§ Material for this exercise:
★ ★ ★ ★ ★
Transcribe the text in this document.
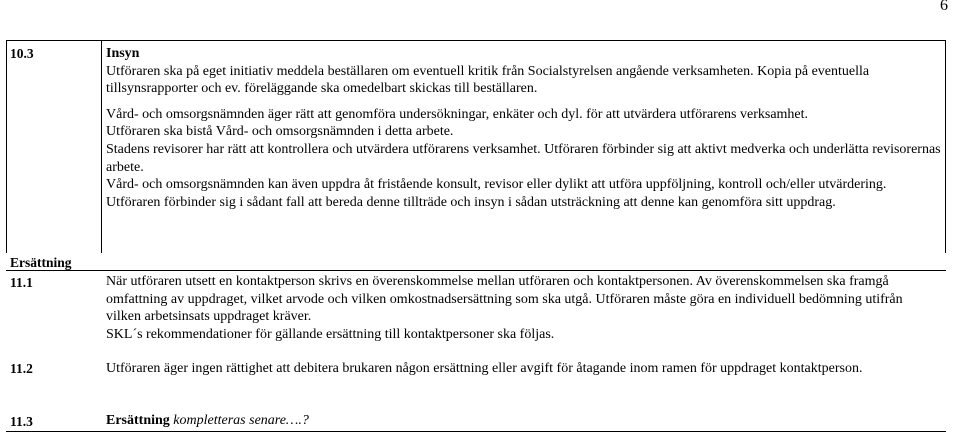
6
10.3	Insyn

Utföraren ska på eget initiativ meddela beställaren om eventuell kritik från Socialstyrelsen angående verksamheten. Kopia på eventuella tillsynsrapporter och ev. föreläggande ska omedelbart skickas till beställaren.

Vård- och omsorgsnämnden äger rätt att genomföra undersökningar, enkäter och dyl. för att utvärdera utförarens verksamhet.

Utföraren ska bistå Vård- och omsorgsnämnden i detta arbete.

Stadens revisorer har rätt att kontrollera och utvärdera utförarens verksamhet. Utföraren förbinder sig att aktivt medverka och underlätta revisorernas arbete.

Vård- och omsorgsnämnden kan även uppdra åt fristående konsult, revisor eller dylikt att utföra uppföljning, kontroll och/eller utvärdering. Utföraren förbinder sig i sådant fall att bereda denne tillträde och insyn i sådan utsträckning att denne kan genomföra sitt uppdrag.

Ersättning
11.1	När utföraren utsett en kontaktperson skrivs en överenskommelse mellan utföraren och kontaktpersonen. Av överenskommelsen ska framgå omfattning av uppdraget, vilket arvode och vilken omkostnadsersättning som ska utgå. Utföraren måste göra en individuell bedömning utifrån vilken arbetsinsats uppdraget kräver.

SKL´s rekommendationer för gällande ersättning till kontaktpersoner ska följas.

11.2	Utföraren äger ingen rättighet att debitera brukaren någon ersättning eller avgift för åtagande inom ramen för uppdraget kontaktperson.

11.3	Ersättning kompletteras senare….?
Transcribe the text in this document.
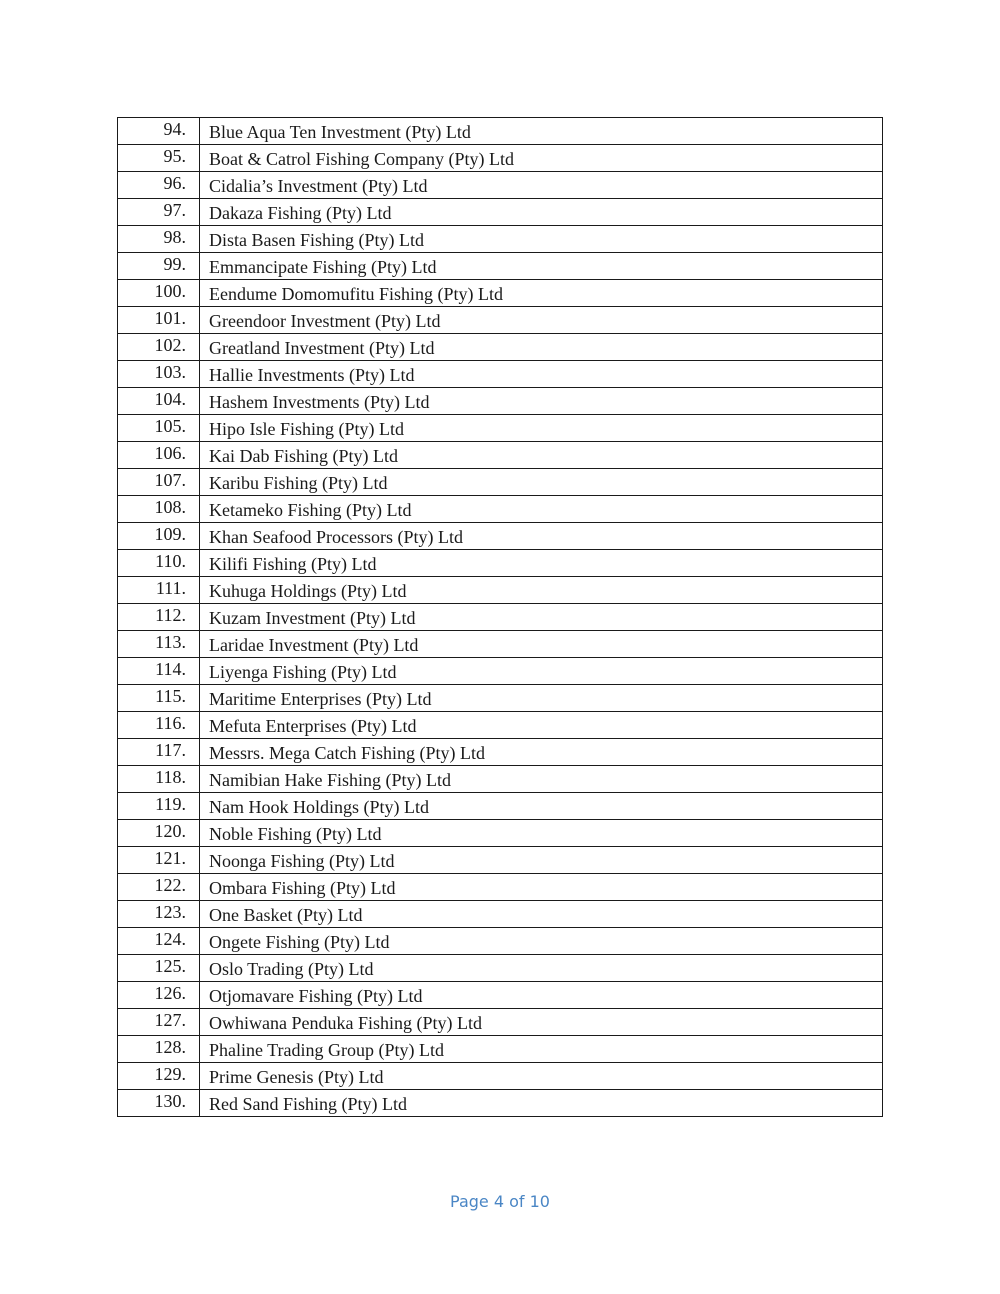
94.	Blue Aqua Ten Investment (Pty) Ltd
95.	Boat & Catrol Fishing Company (Pty) Ltd
96.	Cidalia’s Investment (Pty) Ltd
97.	Dakaza Fishing (Pty) Ltd
98.	Dista Basen Fishing (Pty) Ltd
99.	Emmancipate Fishing (Pty) Ltd
100.	Eendume Domomufitu Fishing (Pty) Ltd
101.	Greendoor Investment (Pty) Ltd
102.	Greatland Investment (Pty) Ltd
103.	Hallie Investments (Pty) Ltd
104.	Hashem Investments (Pty) Ltd
105.	Hipo Isle Fishing (Pty) Ltd
106.	Kai Dab Fishing (Pty) Ltd
107.	Karibu Fishing (Pty) Ltd
108.	Ketameko Fishing (Pty) Ltd
109.	Khan Seafood Processors (Pty) Ltd
110.	Kilifi Fishing (Pty) Ltd
111.	Kuhuga Holdings (Pty) Ltd
112.	Kuzam Investment (Pty) Ltd
113.	Laridae Investment (Pty) Ltd
114.	Liyenga Fishing (Pty) Ltd
115.	Maritime Enterprises (Pty) Ltd
116.	Mefuta Enterprises (Pty) Ltd
117.	Messrs. Mega Catch Fishing (Pty) Ltd
118.	Namibian Hake Fishing (Pty) Ltd
119.	Nam Hook Holdings (Pty) Ltd
120.	Noble Fishing (Pty) Ltd
121.	Noonga Fishing (Pty) Ltd
122.	Ombara Fishing (Pty) Ltd
123.	One Basket (Pty) Ltd
124.	Ongete Fishing (Pty) Ltd
125.	Oslo Trading (Pty) Ltd
126.	Otjomavare Fishing (Pty) Ltd
127.	Owhiwana Penduka Fishing (Pty) Ltd
128.	Phaline Trading Group (Pty) Ltd
129.	Prime Genesis (Pty) Ltd
130.	Red Sand Fishing (Pty) Ltd
Page 4 of 10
★ ★ ★ ★ ★
§ Work required: What lines of the listing above hold "utvärdera"? Copy all of them.

§ Solved exercise:
Vård- och omsorgsnämnden äger rätt att genomföra undersökningar, enkäter och dyl. för att utvärdera utförarens verksamhet.
Stadens revisorer har rätt att kontrollera och utvärdera utförarens verksamhet. Utföraren förbinder sig att aktivt medverka och underlätta revisorernas arbete.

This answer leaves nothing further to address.